Extract and list every line that contains the word "face".

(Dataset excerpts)
============================================================
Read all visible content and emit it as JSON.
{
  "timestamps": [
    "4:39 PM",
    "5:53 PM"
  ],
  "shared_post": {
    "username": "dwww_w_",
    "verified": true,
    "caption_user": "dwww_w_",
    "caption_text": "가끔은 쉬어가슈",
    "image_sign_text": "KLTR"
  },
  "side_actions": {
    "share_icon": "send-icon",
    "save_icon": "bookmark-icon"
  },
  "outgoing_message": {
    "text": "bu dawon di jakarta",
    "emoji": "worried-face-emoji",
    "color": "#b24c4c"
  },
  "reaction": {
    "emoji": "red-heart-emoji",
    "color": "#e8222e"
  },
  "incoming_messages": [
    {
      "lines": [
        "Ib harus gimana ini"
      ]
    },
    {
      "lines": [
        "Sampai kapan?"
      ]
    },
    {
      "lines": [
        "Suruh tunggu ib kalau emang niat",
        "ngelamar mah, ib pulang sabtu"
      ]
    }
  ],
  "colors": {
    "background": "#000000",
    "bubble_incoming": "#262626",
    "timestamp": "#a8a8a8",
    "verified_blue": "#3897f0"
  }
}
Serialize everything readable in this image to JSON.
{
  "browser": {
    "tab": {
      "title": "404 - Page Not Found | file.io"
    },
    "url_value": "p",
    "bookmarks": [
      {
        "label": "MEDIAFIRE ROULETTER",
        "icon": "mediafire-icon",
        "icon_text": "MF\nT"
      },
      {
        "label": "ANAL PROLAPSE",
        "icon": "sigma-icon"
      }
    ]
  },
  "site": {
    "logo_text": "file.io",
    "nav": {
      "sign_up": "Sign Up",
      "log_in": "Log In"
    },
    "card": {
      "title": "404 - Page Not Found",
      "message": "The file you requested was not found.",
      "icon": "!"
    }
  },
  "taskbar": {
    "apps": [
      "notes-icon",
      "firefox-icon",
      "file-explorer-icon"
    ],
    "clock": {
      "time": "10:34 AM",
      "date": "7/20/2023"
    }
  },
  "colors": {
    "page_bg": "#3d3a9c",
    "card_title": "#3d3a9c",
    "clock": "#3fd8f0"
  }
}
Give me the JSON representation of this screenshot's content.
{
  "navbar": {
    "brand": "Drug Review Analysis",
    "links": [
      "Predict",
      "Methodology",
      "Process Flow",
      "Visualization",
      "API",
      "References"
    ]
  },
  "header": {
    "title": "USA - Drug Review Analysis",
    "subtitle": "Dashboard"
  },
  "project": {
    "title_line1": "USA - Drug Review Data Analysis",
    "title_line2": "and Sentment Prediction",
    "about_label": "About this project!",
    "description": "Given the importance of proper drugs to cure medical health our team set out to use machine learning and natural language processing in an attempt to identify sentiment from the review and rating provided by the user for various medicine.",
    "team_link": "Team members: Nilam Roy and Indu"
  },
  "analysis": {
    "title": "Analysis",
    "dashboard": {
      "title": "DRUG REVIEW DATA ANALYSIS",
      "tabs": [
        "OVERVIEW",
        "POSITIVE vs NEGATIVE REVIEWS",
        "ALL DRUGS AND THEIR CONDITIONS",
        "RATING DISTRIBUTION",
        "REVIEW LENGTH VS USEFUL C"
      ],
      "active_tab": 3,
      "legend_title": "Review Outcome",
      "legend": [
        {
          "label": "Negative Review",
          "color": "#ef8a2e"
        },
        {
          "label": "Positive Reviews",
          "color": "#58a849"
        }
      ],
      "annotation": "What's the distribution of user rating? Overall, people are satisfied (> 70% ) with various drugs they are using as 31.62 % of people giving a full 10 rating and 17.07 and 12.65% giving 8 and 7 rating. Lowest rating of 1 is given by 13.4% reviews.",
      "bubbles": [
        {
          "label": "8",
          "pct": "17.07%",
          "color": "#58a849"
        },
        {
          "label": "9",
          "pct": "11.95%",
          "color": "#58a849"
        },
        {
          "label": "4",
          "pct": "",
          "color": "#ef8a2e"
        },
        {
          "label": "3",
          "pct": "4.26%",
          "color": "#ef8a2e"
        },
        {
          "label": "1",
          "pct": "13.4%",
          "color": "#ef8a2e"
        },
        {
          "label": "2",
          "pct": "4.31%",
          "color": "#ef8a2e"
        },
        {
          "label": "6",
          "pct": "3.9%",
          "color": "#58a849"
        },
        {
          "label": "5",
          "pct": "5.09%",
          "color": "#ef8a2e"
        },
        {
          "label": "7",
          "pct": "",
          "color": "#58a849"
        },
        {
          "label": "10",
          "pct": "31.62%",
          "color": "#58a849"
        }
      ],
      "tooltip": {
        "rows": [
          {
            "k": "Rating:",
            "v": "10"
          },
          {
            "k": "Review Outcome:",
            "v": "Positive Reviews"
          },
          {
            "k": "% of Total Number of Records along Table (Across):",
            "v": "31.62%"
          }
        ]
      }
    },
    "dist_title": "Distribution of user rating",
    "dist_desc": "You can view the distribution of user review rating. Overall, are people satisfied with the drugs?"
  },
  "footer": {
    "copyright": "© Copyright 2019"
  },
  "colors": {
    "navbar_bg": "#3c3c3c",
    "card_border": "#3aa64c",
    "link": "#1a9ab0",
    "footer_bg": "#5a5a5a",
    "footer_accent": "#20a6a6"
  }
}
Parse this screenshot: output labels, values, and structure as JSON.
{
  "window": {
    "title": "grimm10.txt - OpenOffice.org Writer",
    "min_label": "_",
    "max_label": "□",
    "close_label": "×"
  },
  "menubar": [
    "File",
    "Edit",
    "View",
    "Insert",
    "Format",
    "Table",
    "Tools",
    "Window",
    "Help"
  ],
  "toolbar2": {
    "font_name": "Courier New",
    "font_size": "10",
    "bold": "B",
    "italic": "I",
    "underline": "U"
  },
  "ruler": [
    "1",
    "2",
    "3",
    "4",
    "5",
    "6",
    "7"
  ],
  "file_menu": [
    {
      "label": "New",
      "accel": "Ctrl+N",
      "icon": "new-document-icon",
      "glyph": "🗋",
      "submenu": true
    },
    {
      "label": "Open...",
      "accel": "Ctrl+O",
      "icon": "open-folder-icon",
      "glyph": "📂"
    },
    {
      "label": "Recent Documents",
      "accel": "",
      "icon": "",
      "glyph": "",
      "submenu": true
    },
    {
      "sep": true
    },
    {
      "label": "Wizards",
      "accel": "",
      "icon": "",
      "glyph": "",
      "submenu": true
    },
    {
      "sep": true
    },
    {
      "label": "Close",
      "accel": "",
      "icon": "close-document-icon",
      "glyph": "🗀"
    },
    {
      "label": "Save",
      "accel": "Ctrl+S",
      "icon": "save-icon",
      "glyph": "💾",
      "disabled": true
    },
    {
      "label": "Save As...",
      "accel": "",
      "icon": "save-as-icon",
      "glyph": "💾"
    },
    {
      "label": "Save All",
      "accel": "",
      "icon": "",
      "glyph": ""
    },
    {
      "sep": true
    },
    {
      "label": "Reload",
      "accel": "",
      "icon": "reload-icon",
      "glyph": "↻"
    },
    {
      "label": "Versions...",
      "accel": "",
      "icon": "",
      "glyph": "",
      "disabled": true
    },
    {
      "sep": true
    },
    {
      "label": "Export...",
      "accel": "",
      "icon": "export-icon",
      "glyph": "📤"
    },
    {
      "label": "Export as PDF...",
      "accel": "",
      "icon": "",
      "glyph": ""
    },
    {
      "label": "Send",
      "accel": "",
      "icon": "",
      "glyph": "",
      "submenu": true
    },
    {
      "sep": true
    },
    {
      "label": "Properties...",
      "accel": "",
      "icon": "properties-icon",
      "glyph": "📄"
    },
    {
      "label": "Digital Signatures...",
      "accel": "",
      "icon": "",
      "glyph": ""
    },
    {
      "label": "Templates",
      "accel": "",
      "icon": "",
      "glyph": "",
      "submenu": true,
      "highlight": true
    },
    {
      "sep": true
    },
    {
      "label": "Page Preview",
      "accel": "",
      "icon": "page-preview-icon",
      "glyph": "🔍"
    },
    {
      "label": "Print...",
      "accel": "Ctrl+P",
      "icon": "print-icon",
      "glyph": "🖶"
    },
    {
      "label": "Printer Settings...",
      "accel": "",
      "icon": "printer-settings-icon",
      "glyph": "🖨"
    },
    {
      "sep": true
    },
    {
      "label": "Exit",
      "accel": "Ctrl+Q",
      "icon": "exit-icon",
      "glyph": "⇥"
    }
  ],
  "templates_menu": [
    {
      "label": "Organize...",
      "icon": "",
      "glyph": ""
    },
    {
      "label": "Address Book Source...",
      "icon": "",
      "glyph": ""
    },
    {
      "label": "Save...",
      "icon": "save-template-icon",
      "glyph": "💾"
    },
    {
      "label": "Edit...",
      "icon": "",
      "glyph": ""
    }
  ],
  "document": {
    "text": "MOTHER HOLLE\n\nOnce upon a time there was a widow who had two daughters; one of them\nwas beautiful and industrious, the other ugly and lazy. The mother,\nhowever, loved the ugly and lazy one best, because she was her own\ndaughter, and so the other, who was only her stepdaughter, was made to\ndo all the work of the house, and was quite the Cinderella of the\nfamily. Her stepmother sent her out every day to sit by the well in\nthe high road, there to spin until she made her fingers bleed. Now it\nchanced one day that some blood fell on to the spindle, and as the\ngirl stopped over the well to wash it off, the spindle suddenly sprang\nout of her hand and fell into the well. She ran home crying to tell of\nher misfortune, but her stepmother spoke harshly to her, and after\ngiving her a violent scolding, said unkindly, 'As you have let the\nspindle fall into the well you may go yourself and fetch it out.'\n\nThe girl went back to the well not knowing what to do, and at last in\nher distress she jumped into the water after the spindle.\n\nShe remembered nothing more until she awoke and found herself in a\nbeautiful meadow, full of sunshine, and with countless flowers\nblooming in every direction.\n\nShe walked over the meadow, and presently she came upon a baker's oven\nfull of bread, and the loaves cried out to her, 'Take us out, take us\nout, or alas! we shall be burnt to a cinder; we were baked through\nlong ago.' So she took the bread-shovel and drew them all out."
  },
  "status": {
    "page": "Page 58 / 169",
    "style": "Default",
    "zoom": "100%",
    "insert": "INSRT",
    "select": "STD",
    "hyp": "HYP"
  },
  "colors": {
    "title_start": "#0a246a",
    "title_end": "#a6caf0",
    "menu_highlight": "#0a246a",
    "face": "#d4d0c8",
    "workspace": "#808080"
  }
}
============================================================
RESULT OF THE TASK =
    "emoji": "worried-face-emoji",
    "face": "#d4d0c8",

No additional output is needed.